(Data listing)
......
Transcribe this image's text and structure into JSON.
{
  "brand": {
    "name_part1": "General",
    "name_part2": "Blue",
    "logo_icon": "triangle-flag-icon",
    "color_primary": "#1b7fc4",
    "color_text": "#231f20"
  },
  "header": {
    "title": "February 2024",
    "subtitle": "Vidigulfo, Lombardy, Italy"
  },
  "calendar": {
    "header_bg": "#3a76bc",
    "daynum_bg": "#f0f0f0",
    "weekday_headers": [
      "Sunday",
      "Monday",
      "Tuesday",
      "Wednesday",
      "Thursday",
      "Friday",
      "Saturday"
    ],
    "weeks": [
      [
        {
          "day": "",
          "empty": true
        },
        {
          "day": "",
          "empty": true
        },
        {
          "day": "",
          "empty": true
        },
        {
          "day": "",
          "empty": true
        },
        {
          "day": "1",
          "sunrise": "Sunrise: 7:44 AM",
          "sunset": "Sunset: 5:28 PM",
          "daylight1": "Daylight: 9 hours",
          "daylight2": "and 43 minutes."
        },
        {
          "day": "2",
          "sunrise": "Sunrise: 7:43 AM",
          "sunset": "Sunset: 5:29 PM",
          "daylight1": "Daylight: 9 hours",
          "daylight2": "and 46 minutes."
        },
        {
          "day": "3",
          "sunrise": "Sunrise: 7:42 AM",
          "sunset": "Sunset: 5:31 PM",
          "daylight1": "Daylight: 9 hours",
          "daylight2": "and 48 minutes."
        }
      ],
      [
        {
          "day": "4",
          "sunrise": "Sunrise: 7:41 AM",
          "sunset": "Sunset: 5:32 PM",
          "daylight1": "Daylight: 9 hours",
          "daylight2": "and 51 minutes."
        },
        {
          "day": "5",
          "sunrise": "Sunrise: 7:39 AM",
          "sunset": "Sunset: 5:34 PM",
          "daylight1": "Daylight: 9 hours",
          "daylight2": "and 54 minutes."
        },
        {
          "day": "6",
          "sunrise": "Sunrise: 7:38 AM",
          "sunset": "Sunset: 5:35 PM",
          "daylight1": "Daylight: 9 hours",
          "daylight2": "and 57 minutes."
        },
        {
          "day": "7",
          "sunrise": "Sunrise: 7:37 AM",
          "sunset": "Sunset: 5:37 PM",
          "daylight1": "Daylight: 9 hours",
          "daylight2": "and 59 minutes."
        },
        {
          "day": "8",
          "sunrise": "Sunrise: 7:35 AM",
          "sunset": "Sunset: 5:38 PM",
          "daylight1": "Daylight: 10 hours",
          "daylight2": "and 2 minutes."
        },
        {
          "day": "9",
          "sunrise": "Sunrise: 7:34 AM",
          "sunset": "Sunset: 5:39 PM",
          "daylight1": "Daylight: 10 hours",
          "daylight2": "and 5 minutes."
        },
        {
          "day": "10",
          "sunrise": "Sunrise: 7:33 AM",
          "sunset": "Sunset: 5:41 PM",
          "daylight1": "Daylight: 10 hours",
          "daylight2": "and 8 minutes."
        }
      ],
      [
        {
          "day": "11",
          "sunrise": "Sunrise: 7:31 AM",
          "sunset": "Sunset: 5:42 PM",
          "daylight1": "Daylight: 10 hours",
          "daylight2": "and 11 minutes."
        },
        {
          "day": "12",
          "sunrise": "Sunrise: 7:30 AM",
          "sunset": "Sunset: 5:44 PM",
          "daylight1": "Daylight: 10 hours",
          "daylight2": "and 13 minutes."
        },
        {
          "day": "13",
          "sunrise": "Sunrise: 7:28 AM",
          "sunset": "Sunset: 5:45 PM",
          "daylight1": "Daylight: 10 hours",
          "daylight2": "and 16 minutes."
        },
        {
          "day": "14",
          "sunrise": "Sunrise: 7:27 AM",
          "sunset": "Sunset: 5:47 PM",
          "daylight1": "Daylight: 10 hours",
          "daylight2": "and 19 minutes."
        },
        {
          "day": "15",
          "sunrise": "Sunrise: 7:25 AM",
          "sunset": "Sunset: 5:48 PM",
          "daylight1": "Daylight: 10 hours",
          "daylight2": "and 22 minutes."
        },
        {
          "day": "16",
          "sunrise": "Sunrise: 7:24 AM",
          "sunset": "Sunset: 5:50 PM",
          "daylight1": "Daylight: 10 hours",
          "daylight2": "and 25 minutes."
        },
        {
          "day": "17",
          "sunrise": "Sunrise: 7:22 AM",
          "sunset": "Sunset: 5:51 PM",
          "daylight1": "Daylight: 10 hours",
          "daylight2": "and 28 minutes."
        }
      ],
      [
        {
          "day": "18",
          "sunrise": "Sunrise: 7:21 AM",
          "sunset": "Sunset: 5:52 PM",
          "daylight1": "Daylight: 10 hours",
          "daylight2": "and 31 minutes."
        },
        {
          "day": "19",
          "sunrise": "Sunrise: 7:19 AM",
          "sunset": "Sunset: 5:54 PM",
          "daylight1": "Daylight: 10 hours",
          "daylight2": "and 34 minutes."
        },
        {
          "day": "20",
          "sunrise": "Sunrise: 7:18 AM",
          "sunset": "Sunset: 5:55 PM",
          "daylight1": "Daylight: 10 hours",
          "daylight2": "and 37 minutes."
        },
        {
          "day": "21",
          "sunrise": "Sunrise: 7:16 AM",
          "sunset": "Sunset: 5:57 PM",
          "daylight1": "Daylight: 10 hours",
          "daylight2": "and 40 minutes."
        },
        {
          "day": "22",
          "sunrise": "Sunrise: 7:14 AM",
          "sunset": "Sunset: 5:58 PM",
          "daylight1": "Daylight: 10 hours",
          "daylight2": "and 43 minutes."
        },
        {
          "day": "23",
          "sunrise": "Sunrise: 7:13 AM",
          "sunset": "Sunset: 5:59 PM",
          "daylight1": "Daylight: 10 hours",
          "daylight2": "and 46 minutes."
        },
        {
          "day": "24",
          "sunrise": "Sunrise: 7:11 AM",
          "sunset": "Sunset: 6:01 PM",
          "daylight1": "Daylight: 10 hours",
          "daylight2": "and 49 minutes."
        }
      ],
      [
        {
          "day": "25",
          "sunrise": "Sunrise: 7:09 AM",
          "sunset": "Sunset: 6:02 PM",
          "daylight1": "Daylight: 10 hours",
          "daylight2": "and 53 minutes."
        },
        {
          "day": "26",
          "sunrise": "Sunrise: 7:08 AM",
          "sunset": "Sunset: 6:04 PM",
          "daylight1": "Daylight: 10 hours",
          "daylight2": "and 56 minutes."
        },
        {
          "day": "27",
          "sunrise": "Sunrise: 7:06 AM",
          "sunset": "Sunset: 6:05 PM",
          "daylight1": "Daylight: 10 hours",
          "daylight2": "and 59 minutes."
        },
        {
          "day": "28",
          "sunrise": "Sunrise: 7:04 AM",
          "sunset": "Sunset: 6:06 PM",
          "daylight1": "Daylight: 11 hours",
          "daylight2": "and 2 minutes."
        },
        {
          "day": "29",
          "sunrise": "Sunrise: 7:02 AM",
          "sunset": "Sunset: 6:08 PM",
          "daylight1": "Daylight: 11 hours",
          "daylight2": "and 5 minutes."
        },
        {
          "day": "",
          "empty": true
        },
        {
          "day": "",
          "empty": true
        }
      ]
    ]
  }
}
......
Give all the entries again exactly; leave none out.

SOLUTION FOR THIS TASK
Transcribe this image's text and structure into JSON.
{
  "brand": {
    "name_part1": "General",
    "name_part2": "Blue",
    "logo_icon": "triangle-flag-icon",
    "color_primary": "#1b7fc4",
    "color_text": "#231f20"
  },
  "header": {
    "title": "February 2024",
    "subtitle": "Vidigulfo, Lombardy, Italy"
  },
  "calendar": {
    "header_bg": "#3a76bc",
    "daynum_bg": "#f0f0f0",
    "weekday_headers": [
      "Sunday",
      "Monday",
      "Tuesday",
      "Wednesday",
      "Thursday",
      "Friday",
      "Saturday"
    ],
    "weeks": [
      [
        {
          "day": "",
          "empty": true
        },
        {
          "day": "",
          "empty": true
        },
        {
          "day": "",
          "empty": true
        },
        {
          "day": "",
          "empty": true
        },
        {
          "day": "1",
          "sunrise": "Sunrise: 7:44 AM",
          "sunset": "Sunset: 5:28 PM",
          "daylight1": "Daylight: 9 hours",
          "daylight2": "and 43 minutes."
        },
        {
          "day": "2",
          "sunrise": "Sunrise: 7:43 AM",
          "sunset": "Sunset: 5:29 PM",
          "daylight1": "Daylight: 9 hours",
          "daylight2": "and 46 minutes."
        },
        {
          "day": "3",
          "sunrise": "Sunrise: 7:42 AM",
          "sunset": "Sunset: 5:31 PM",
          "daylight1": "Daylight: 9 hours",
          "daylight2": "and 48 minutes."
        }
      ],
      [
        {
          "day": "4",
          "sunrise": "Sunrise: 7:41 AM",
          "sunset": "Sunset: 5:32 PM",
          "daylight1": "Daylight: 9 hours",
          "daylight2": "and 51 minutes."
        },
        {
          "day": "5",
          "sunrise": "Sunrise: 7:39 AM",
          "sunset": "Sunset: 5:34 PM",
          "daylight1": "Daylight: 9 hours",
          "daylight2": "and 54 minutes."
        },
        {
          "day": "6",
          "sunrise": "Sunrise: 7:38 AM",
          "sunset": "Sunset: 5:35 PM",
          "daylight1": "Daylight: 9 hours",
          "daylight2": "and 57 minutes."
        },
        {
          "day": "7",
          "sunrise": "Sunrise: 7:37 AM",
          "sunset": "Sunset: 5:37 PM",
          "daylight1": "Daylight: 9 hours",
          "daylight2": "and 59 minutes."
        },
        {
          "day": "8",
          "sunrise": "Sunrise: 7:35 AM",
          "sunset": "Sunset: 5:38 PM",
          "daylight1": "Daylight: 10 hours",
          "daylight2": "and 2 minutes."
        },
        {
          "day": "9",
          "sunrise": "Sunrise: 7:34 AM",
          "sunset": "Sunset: 5:39 PM",
          "daylight1": "Daylight: 10 hours",
          "daylight2": "and 5 minutes."
        },
        {
          "day": "10",
          "sunrise": "Sunrise: 7:33 AM",
          "sunset": "Sunset: 5:41 PM",
          "daylight1": "Daylight: 10 hours",
          "daylight2": "and 8 minutes."
        }
      ],
      [
        {
          "day": "11",
          "sunrise": "Sunrise: 7:31 AM",
          "sunset": "Sunset: 5:42 PM",
          "daylight1": "Daylight: 10 hours",
          "daylight2": "and 11 minutes."
        },
        {
          "day": "12",
          "sunrise": "Sunrise: 7:30 AM",
          "sunset": "Sunset: 5:44 PM",
          "daylight1": "Daylight: 10 hours",
          "daylight2": "and 13 minutes."
        },
        {
          "day": "13",
          "sunrise": "Sunrise: 7:28 AM",
          "sunset": "Sunset: 5:45 PM",
          "daylight1": "Daylight: 10 hours",
          "daylight2": "and 16 minutes."
        },
        {
          "day": "14",
          "sunrise": "Sunrise: 7:27 AM",
          "sunset": "Sunset: 5:47 PM",
          "daylight1": "Daylight: 10 hours",
          "daylight2": "and 19 minutes."
        },
        {
          "day": "15",
          "sunrise": "Sunrise: 7:25 AM",
          "sunset": "Sunset: 5:48 PM",
          "daylight1": "Daylight: 10 hours",
          "daylight2": "and 22 minutes."
        },
        {
          "day": "16",
          "sunrise": "Sunrise: 7:24 AM",
          "sunset": "Sunset: 5:50 PM",
          "daylight1": "Daylight: 10 hours",
          "daylight2": "and 25 minutes."
        },
        {
          "day": "17",
          "sunrise": "Sunrise: 7:22 AM",
          "sunset": "Sunset: 5:51 PM",
          "daylight1": "Daylight: 10 hours",
          "daylight2": "and 28 minutes."
        }
      ],
      [
        {
          "day": "18",
          "sunrise": "Sunrise: 7:21 AM",
          "sunset": "Sunset: 5:52 PM",
          "daylight1": "Daylight: 10 hours",
          "daylight2": "and 31 minutes."
        },
        {
          "day": "19",
          "sunrise": "Sunrise: 7:19 AM",
          "sunset": "Sunset: 5:54 PM",
          "daylight1": "Daylight: 10 hours",
          "daylight2": "and 34 minutes."
        },
        {
          "day": "20",
          "sunrise": "Sunrise: 7:18 AM",
          "sunset": "Sunset: 5:55 PM",
          "daylight1": "Daylight: 10 hours",
          "daylight2": "and 37 minutes."
        },
        {
          "day": "21",
          "sunrise": "Sunrise: 7:16 AM",
          "sunset": "Sunset: 5:57 PM",
          "daylight1": "Daylight: 10 hours",
          "daylight2": "and 40 minutes."
        },
        {
          "day": "22",
          "sunrise": "Sunrise: 7:14 AM",
          "sunset": "Sunset: 5:58 PM",
          "daylight1": "Daylight: 10 hours",
          "daylight2": "and 43 minutes."
        },
        {
          "day": "23",
          "sunrise": "Sunrise: 7:13 AM",
          "sunset": "Sunset: 5:59 PM",
          "daylight1": "Daylight: 10 hours",
          "daylight2": "and 46 minutes."
        },
        {
          "day": "24",
          "sunrise": "Sunrise: 7:11 AM",
          "sunset": "Sunset: 6:01 PM",
          "daylight1": "Daylight: 10 hours",
          "daylight2": "and 49 minutes."
        }
      ],
      [
        {
          "day": "25",
          "sunrise": "Sunrise: 7:09 AM",
          "sunset": "Sunset: 6:02 PM",
          "daylight1": "Daylight: 10 hours",
          "daylight2": "and 53 minutes."
        },
        {
          "day": "26",
          "sunrise": "Sunrise: 7:08 AM",
          "sunset": "Sunset: 6:04 PM",
          "daylight1": "Daylight: 10 hours",
          "daylight2": "and 56 minutes."
        },
        {
          "day": "27",
          "sunrise": "Sunrise: 7:06 AM",
          "sunset": "Sunset: 6:05 PM",
          "daylight1": "Daylight: 10 hours",
          "daylight2": "and 59 minutes."
        },
        {
          "day": "28",
          "sunrise": "Sunrise: 7:04 AM",
          "sunset": "Sunset: 6:06 PM",
          "daylight1": "Daylight: 11 hours",
          "daylight2": "and 2 minutes."
        },
        {
          "day": "29",
          "sunrise": "Sunrise: 7:02 AM",
          "sunset": "Sunset: 6:08 PM",
          "daylight1": "Daylight: 11 hours",
          "daylight2": "and 5 minutes."
        },
        {
          "day": "",
          "empty": true
        },
        {
          "day": "",
          "empty": true
        }
      ]
    ]
  }
}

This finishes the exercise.